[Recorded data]
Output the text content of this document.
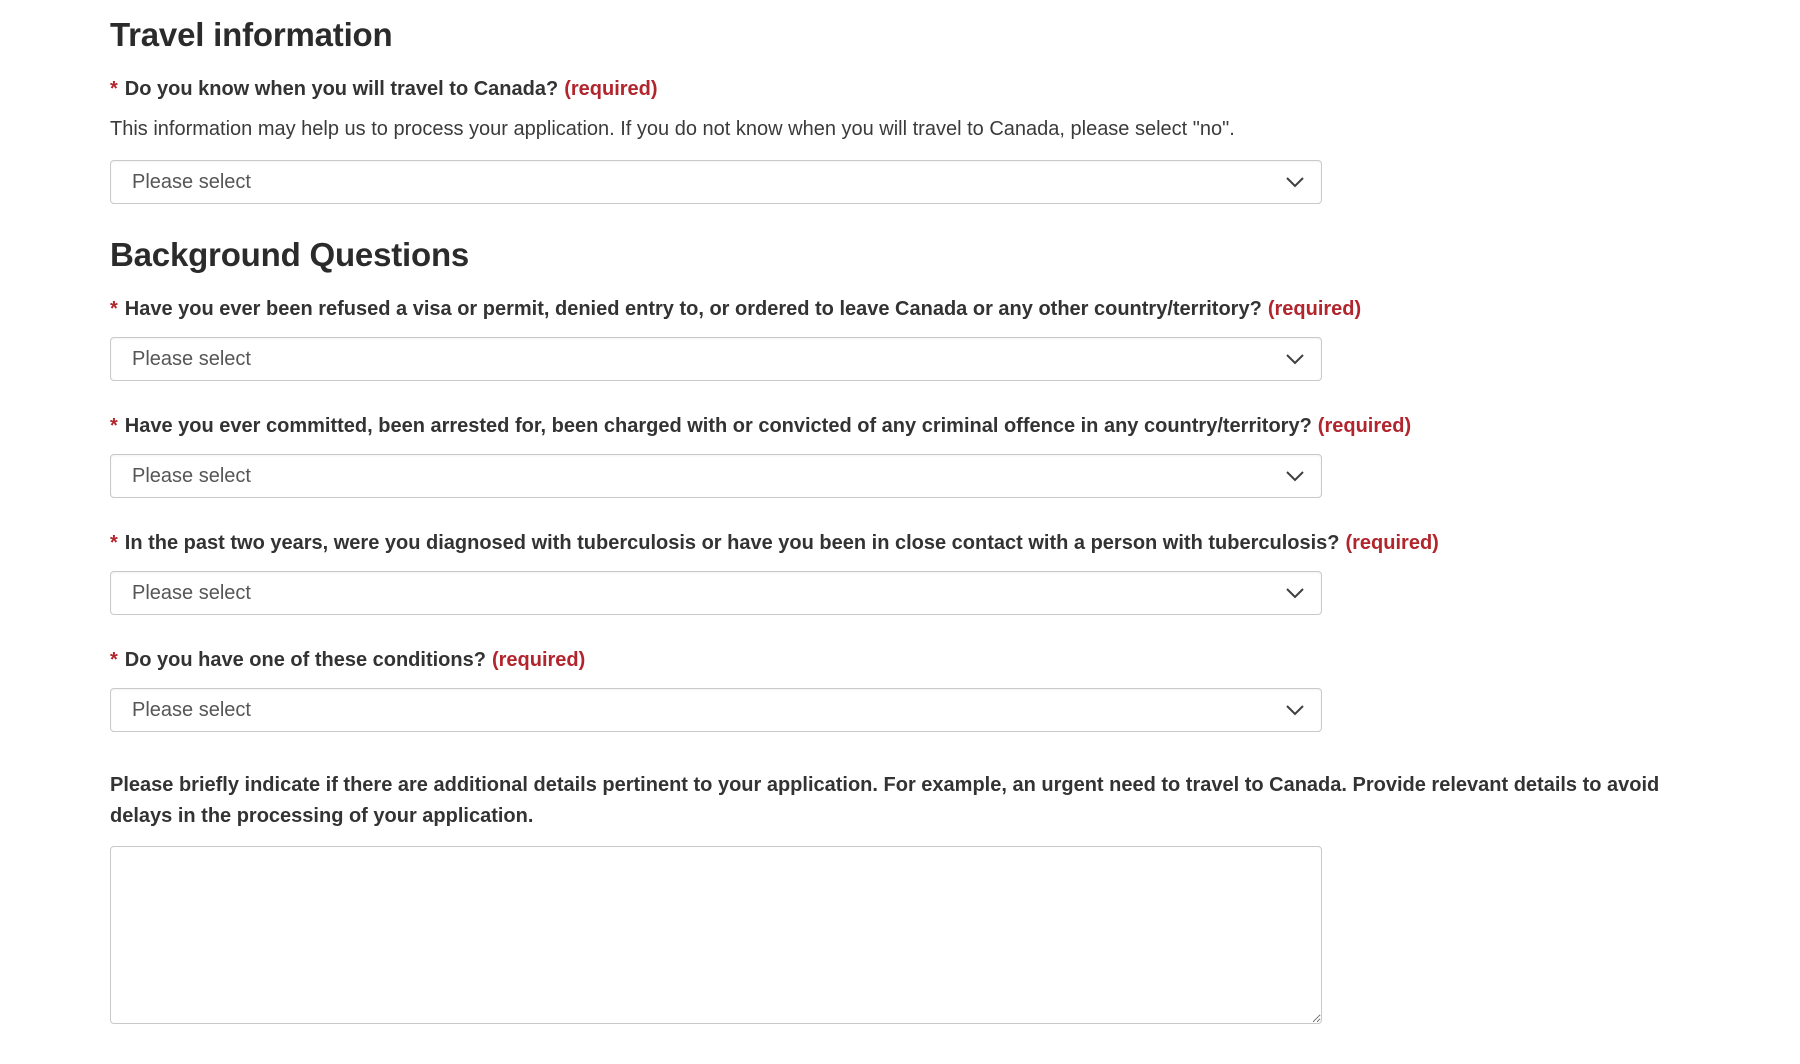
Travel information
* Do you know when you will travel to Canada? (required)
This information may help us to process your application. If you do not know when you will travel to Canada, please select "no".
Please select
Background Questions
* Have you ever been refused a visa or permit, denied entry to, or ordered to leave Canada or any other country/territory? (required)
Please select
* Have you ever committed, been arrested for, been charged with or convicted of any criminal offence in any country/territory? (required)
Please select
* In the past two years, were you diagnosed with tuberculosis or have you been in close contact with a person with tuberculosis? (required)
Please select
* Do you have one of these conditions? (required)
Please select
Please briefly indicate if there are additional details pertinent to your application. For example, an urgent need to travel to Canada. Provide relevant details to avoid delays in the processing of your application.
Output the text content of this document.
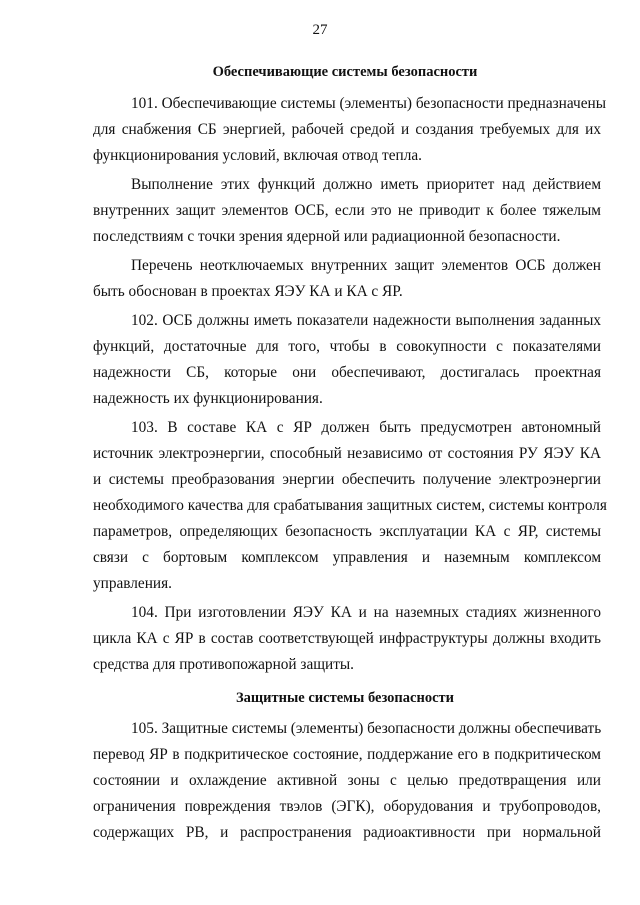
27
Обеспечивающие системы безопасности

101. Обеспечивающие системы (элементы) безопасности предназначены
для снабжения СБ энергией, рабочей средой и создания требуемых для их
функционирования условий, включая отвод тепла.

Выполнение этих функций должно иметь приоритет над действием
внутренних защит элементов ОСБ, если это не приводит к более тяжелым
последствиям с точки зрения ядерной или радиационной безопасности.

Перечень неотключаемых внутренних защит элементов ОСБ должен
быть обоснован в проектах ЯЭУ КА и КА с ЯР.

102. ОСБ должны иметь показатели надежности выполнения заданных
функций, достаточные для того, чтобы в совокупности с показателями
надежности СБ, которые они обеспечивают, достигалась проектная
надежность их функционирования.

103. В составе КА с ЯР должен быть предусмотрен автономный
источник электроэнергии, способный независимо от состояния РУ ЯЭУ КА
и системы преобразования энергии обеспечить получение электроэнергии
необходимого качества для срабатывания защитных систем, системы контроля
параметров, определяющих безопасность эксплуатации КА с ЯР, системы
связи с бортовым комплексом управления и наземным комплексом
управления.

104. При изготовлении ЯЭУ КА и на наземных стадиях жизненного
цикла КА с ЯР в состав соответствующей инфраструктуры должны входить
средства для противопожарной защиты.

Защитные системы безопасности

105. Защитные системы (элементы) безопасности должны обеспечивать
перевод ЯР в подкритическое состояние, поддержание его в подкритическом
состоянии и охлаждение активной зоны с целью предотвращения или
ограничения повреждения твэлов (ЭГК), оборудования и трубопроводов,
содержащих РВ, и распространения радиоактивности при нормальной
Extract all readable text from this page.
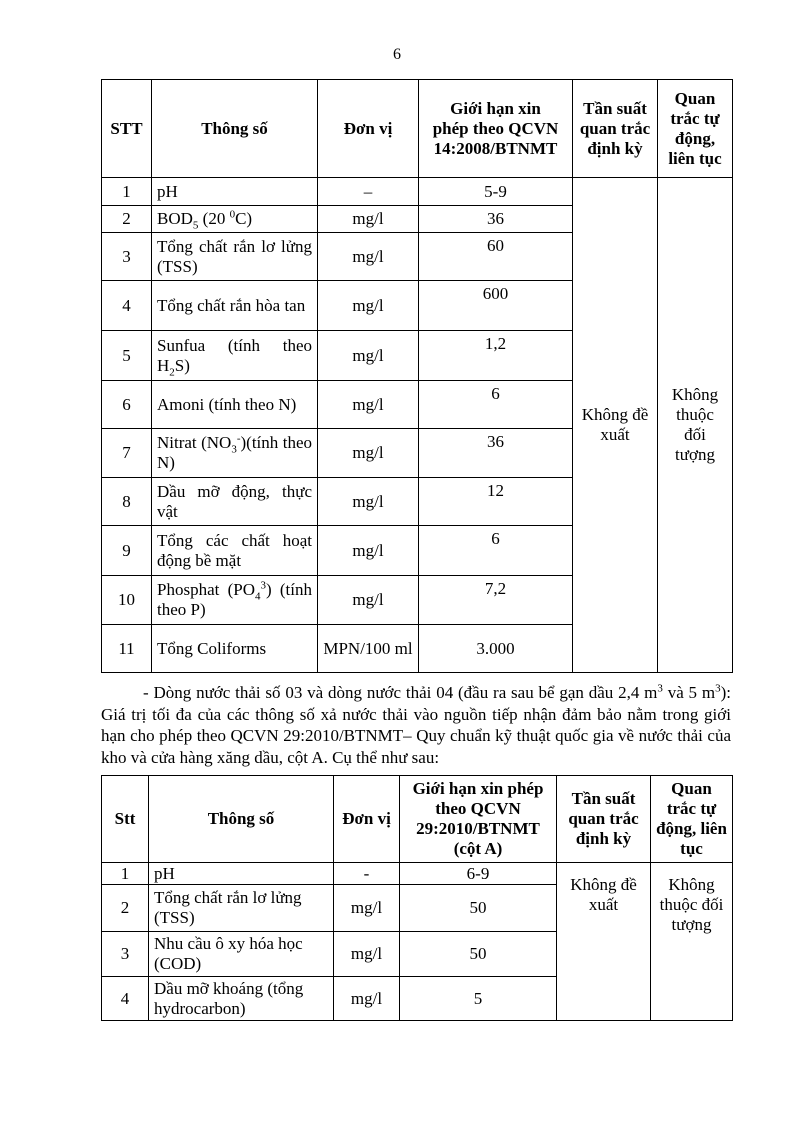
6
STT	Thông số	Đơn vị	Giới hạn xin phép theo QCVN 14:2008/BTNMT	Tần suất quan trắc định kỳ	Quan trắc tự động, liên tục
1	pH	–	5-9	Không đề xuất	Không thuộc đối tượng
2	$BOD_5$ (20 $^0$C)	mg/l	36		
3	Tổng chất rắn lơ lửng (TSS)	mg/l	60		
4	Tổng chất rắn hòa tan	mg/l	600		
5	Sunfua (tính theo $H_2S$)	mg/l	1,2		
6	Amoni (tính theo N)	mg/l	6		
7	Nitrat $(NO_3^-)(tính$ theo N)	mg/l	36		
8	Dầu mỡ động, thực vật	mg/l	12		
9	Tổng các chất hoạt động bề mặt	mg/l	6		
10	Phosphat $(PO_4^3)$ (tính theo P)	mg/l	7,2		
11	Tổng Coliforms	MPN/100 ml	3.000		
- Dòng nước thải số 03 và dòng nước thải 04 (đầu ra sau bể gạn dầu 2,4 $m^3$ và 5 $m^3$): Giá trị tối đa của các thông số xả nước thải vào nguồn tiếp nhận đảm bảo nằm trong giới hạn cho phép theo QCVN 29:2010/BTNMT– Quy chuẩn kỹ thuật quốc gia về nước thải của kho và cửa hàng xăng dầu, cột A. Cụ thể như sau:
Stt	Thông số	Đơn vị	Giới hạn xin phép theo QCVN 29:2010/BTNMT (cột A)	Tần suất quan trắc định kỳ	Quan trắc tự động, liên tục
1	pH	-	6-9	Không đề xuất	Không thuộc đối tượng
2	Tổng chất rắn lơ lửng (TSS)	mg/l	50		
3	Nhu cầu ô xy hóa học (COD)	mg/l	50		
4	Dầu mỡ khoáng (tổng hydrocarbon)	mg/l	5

Work required |
Transcribe the records verbatim and omit the images.

Correct response |
Output the text content of this document.
Travel information
* Do you know when you will travel to Canada? (required)
This information may help us to process your application. If you do not know when you will travel to Canada, please select "no".
Please select
Background Questions
* Have you ever been refused a visa or permit, denied entry to, or ordered to leave Canada or any other country/territory? (required)
Please select
* Have you ever committed, been arrested for, been charged with or convicted of any criminal offence in any country/territory? (required)
Please select
* In the past two years, were you diagnosed with tuberculosis or have you been in close contact with a person with tuberculosis? (required)
Please select
* Do you have one of these conditions? (required)
Please select
Please briefly indicate if there are additional details pertinent to your application. For example, an urgent need to travel to Canada. Provide relevant details to avoid delays in the processing of your application.
Output the text content of this document.
27
Обеспечивающие системы безопасности

101. Обеспечивающие системы (элементы) безопасности предназначены
для снабжения СБ энергией, рабочей средой и создания требуемых для их
функционирования условий, включая отвод тепла.

Выполнение этих функций должно иметь приоритет над действием
внутренних защит элементов ОСБ, если это не приводит к более тяжелым
последствиям с точки зрения ядерной или радиационной безопасности.

Перечень неотключаемых внутренних защит элементов ОСБ должен
быть обоснован в проектах ЯЭУ КА и КА с ЯР.

102. ОСБ должны иметь показатели надежности выполнения заданных
функций, достаточные для того, чтобы в совокупности с показателями
надежности СБ, которые они обеспечивают, достигалась проектная
надежность их функционирования.

103. В составе КА с ЯР должен быть предусмотрен автономный
источник электроэнергии, способный независимо от состояния РУ ЯЭУ КА
и системы преобразования энергии обеспечить получение электроэнергии
необходимого качества для срабатывания защитных систем, системы контроля
параметров, определяющих безопасность эксплуатации КА с ЯР, системы
связи с бортовым комплексом управления и наземным комплексом
управления.

104. При изготовлении ЯЭУ КА и на наземных стадиях жизненного
цикла КА с ЯР в состав соответствующей инфраструктуры должны входить
средства для противопожарной защиты.

Защитные системы безопасности

105. Защитные системы (элементы) безопасности должны обеспечивать
перевод ЯР в подкритическое состояние, поддержание его в подкритическом
состоянии и охлаждение активной зоны с целью предотвращения или
ограничения повреждения твэлов (ЭГК), оборудования и трубопроводов,
содержащих РВ, и распространения радиоактивности при нормальной
Extract all readable text from this page.
6
STT	Thông số	Đơn vị	Giới hạn xin phép theo QCVN 14:2008/BTNMT	Tần suất quan trắc định kỳ	Quan trắc tự động, liên tục
1	pH	–	5-9	Không đề xuất	Không thuộc đối tượng
2	$BOD_5$ (20 $^0$C)	mg/l	36		
3	Tổng chất rắn lơ lửng (TSS)	mg/l	60		
4	Tổng chất rắn hòa tan	mg/l	600		
5	Sunfua (tính theo $H_2S$)	mg/l	1,2		
6	Amoni (tính theo N)	mg/l	6		
7	Nitrat $(NO_3^-)(tính$ theo N)	mg/l	36		
8	Dầu mỡ động, thực vật	mg/l	12		
9	Tổng các chất hoạt động bề mặt	mg/l	6		
10	Phosphat $(PO_4^3)$ (tính theo P)	mg/l	7,2		
11	Tổng Coliforms	MPN/100 ml	3.000		
- Dòng nước thải số 03 và dòng nước thải 04 (đầu ra sau bể gạn dầu 2,4 $m^3$ và 5 $m^3$): Giá trị tối đa của các thông số xả nước thải vào nguồn tiếp nhận đảm bảo nằm trong giới hạn cho phép theo QCVN 29:2010/BTNMT– Quy chuẩn kỹ thuật quốc gia về nước thải của kho và cửa hàng xăng dầu, cột A. Cụ thể như sau:
Stt	Thông số	Đơn vị	Giới hạn xin phép theo QCVN 29:2010/BTNMT (cột A)	Tần suất quan trắc định kỳ	Quan trắc tự động, liên tục
1	pH	-	6-9	Không đề xuất	Không thuộc đối tượng
2	Tổng chất rắn lơ lửng (TSS)	mg/l	50		
3	Nhu cầu ô xy hóa học (COD)	mg/l	50		
4	Dầu mỡ khoáng (tổng hydrocarbon)	mg/l	5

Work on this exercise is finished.